- SHORT PROBLEM: Copy the records below exactly, leaving out every picture.

[start]

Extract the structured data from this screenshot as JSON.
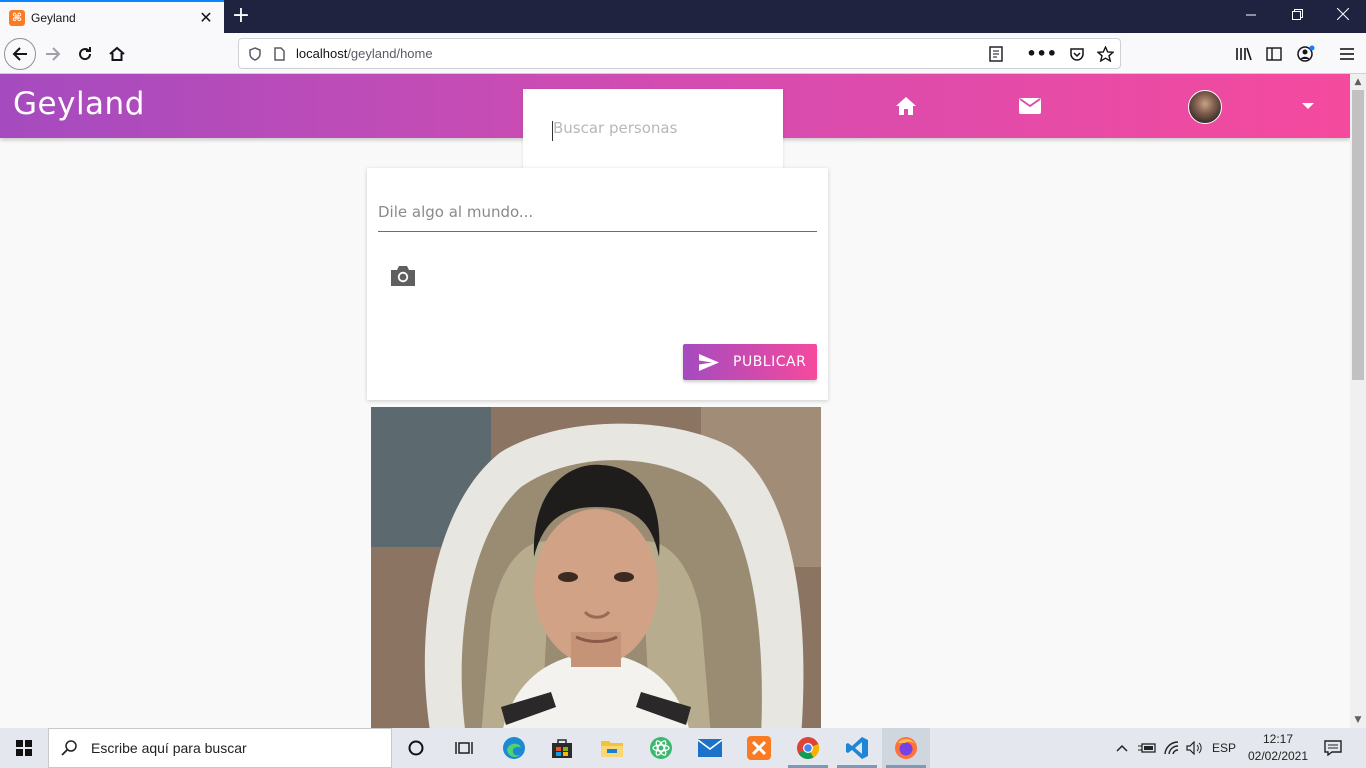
{
  "browser": {
    "tab_title": "Geyland",
    "tab_favicon_glyph": "⌘",
    "url_host": "localhost",
    "url_path": "/geyland/home"
  },
  "app": {
    "brand": "Geyland",
    "search_placeholder": "Buscar personas",
    "colors": {
      "gradient_start": "#a54bbf",
      "gradient_end": "#f54a9e"
    }
  },
  "composer": {
    "placeholder": "Dile algo al mundo...",
    "publish_label": "PUBLICAR"
  },
  "taskbar": {
    "search_placeholder": "Escribe aquí para buscar",
    "language": "ESP",
    "time": "12:17",
    "date": "02/02/2021"
  }
}
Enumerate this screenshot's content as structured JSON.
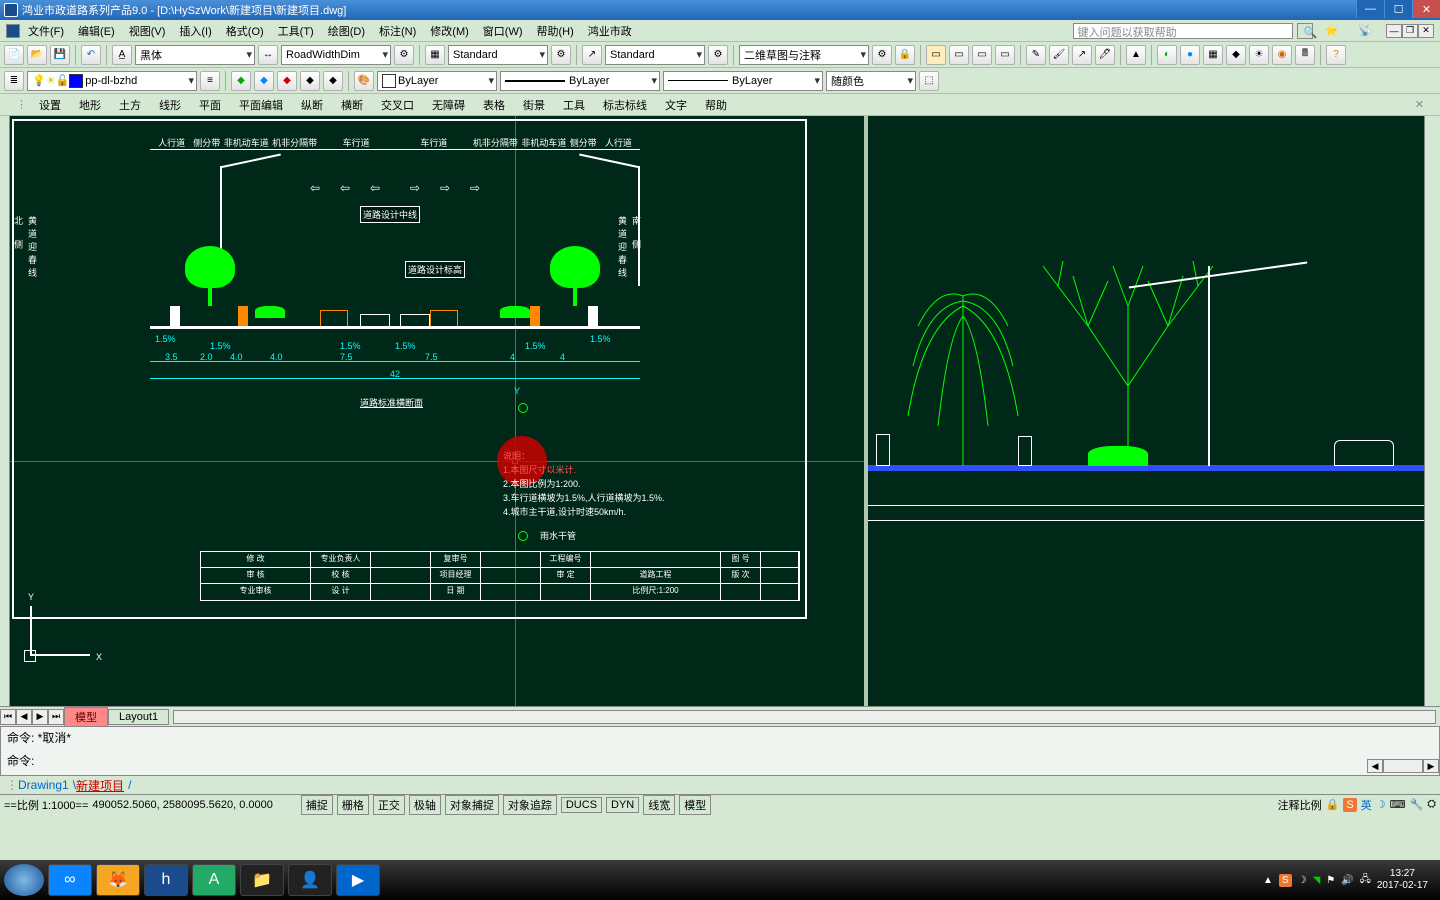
{
  "title": "鸿业市政道路系列产品9.0  - [D:\\HySzWork\\新建项目\\新建项目.dwg]",
  "menu": [
    "文件(F)",
    "编辑(E)",
    "视图(V)",
    "插入(I)",
    "格式(O)",
    "工具(T)",
    "绘图(D)",
    "标注(N)",
    "修改(M)",
    "窗口(W)",
    "帮助(H)",
    "鸿业市政"
  ],
  "help_placeholder": "键入问题以获取帮助",
  "toolbar1": {
    "font": "黑体",
    "dimstyle": "RoadWidthDim",
    "tablestyle": "Standard",
    "textstyle": "Standard",
    "workspace": "二维草图与注释"
  },
  "toolbar2": {
    "layer": "pp-dl-bzhd",
    "color": "ByLayer",
    "linetype": "ByLayer",
    "lineweight": "ByLayer",
    "plotcolor": "随颜色"
  },
  "submenu": [
    "设置",
    "地形",
    "土方",
    "线形",
    "平面",
    "平面编辑",
    "纵断",
    "横断",
    "交叉口",
    "无障碍",
    "表格",
    "街景",
    "工具",
    "标志标线",
    "文字",
    "帮助"
  ],
  "section": {
    "lanes": [
      "人行道",
      "侧分带",
      "非机动车道",
      "机非分隔带",
      "车行道",
      "车行道",
      "机非分隔带",
      "非机动车道",
      "侧分带",
      "人行道"
    ],
    "dims_bottom1": [
      "3.5",
      "2.0",
      "4.0",
      "4.0",
      "7.5",
      "7.5",
      "4",
      "4"
    ],
    "dims_slopes": [
      "1.5%",
      "1.5%",
      "1.5%",
      "1.5%",
      "1.5%",
      "1.5%"
    ],
    "total": "42",
    "centerline": "道路设计中线",
    "level": "道路设计标高",
    "title": "道路标准横断面",
    "left_label": "北 侧",
    "right_label": "南 侧",
    "side_text": "黄道迎春线"
  },
  "notes": {
    "header": "说明：",
    "n1": "1.本图尺寸以米计.",
    "n2": "2.本图比例为1:200.",
    "n3": "3.车行道横坡为1.5%,人行道横坡为1.5%.",
    "n4": "4.城市主干道,设计时速50km/h.",
    "rain": "雨水干管"
  },
  "title_block": {
    "r1": [
      "修 改",
      "专业负责人",
      "复审号",
      "工程编号",
      "图 号"
    ],
    "r2": [
      "审 核",
      "校 核",
      "项目经理",
      "审 定",
      "道路工程",
      "版 次"
    ],
    "r3": [
      "专业审核",
      "设 计",
      "日 期",
      "比例尺:1:200"
    ]
  },
  "ucs": {
    "x": "X",
    "y": "Y"
  },
  "layout_tabs": {
    "model": "模型",
    "layout1": "Layout1"
  },
  "cmd": {
    "cancel": "命令: *取消*",
    "prompt": "命令:"
  },
  "docs": {
    "d1": "Drawing1",
    "d2": "新建项目"
  },
  "status": {
    "scale": "==比例 1:1000==",
    "coord": "490052.5060, 2580095.5620, 0.0000",
    "toggles": [
      "捕捉",
      "栅格",
      "正交",
      "极轴",
      "对象捕捉",
      "对象追踪",
      "DUCS",
      "DYN",
      "线宽",
      "模型"
    ],
    "anno_scale": "注释比例"
  },
  "clock": {
    "time": "13:27",
    "date": "2017-02-17"
  },
  "tray_ime": "英"
}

[end]

- EXPECTED OUTPUT:
Extract the structured data from this screenshot as JSON.
{
  "browser": {
    "tab_title": "Geyland",
    "tab_favicon_glyph": "⌘",
    "url_host": "localhost",
    "url_path": "/geyland/home"
  },
  "app": {
    "brand": "Geyland",
    "search_placeholder": "Buscar personas",
    "colors": {
      "gradient_start": "#a54bbf",
      "gradient_end": "#f54a9e"
    }
  },
  "composer": {
    "placeholder": "Dile algo al mundo...",
    "publish_label": "PUBLICAR"
  },
  "taskbar": {
    "search_placeholder": "Escribe aquí para buscar",
    "language": "ESP",
    "time": "12:17",
    "date": "02/02/2021"
  }
}
Enumerate this screenshot's content as structured JSON.
{
  "title": "鸿业市政道路系列产品9.0  - [D:\\HySzWork\\新建项目\\新建项目.dwg]",
  "menu": [
    "文件(F)",
    "编辑(E)",
    "视图(V)",
    "插入(I)",
    "格式(O)",
    "工具(T)",
    "绘图(D)",
    "标注(N)",
    "修改(M)",
    "窗口(W)",
    "帮助(H)",
    "鸿业市政"
  ],
  "help_placeholder": "键入问题以获取帮助",
  "toolbar1": {
    "font": "黑体",
    "dimstyle": "RoadWidthDim",
    "tablestyle": "Standard",
    "textstyle": "Standard",
    "workspace": "二维草图与注释"
  },
  "toolbar2": {
    "layer": "pp-dl-bzhd",
    "color": "ByLayer",
    "linetype": "ByLayer",
    "lineweight": "ByLayer",
    "plotcolor": "随颜色"
  },
  "submenu": [
    "设置",
    "地形",
    "土方",
    "线形",
    "平面",
    "平面编辑",
    "纵断",
    "横断",
    "交叉口",
    "无障碍",
    "表格",
    "街景",
    "工具",
    "标志标线",
    "文字",
    "帮助"
  ],
  "section": {
    "lanes": [
      "人行道",
      "侧分带",
      "非机动车道",
      "机非分隔带",
      "车行道",
      "车行道",
      "机非分隔带",
      "非机动车道",
      "侧分带",
      "人行道"
    ],
    "dims_bottom1": [
      "3.5",
      "2.0",
      "4.0",
      "4.0",
      "7.5",
      "7.5",
      "4",
      "4"
    ],
    "dims_slopes": [
      "1.5%",
      "1.5%",
      "1.5%",
      "1.5%",
      "1.5%",
      "1.5%"
    ],
    "total": "42",
    "centerline": "道路设计中线",
    "level": "道路设计标高",
    "title": "道路标准横断面",
    "left_label": "北 侧",
    "right_label": "南 侧",
    "side_text": "黄道迎春线"
  },
  "notes": {
    "header": "说明：",
    "n1": "1.本图尺寸以米计.",
    "n2": "2.本图比例为1:200.",
    "n3": "3.车行道横坡为1.5%,人行道横坡为1.5%.",
    "n4": "4.城市主干道,设计时速50km/h.",
    "rain": "雨水干管"
  },
  "title_block": {
    "r1": [
      "修 改",
      "专业负责人",
      "复审号",
      "工程编号",
      "图 号"
    ],
    "r2": [
      "审 核",
      "校 核",
      "项目经理",
      "审 定",
      "道路工程",
      "版 次"
    ],
    "r3": [
      "专业审核",
      "设 计",
      "日 期",
      "比例尺:1:200"
    ]
  },
  "ucs": {
    "x": "X",
    "y": "Y"
  },
  "layout_tabs": {
    "model": "模型",
    "layout1": "Layout1"
  },
  "cmd": {
    "cancel": "命令: *取消*",
    "prompt": "命令:"
  },
  "docs": {
    "d1": "Drawing1",
    "d2": "新建项目"
  },
  "status": {
    "scale": "==比例 1:1000==",
    "coord": "490052.5060, 2580095.5620, 0.0000",
    "toggles": [
      "捕捉",
      "栅格",
      "正交",
      "极轴",
      "对象捕捉",
      "对象追踪",
      "DUCS",
      "DYN",
      "线宽",
      "模型"
    ],
    "anno_scale": "注释比例"
  },
  "clock": {
    "time": "13:27",
    "date": "2017-02-17"
  },
  "tray_ime": "英"
}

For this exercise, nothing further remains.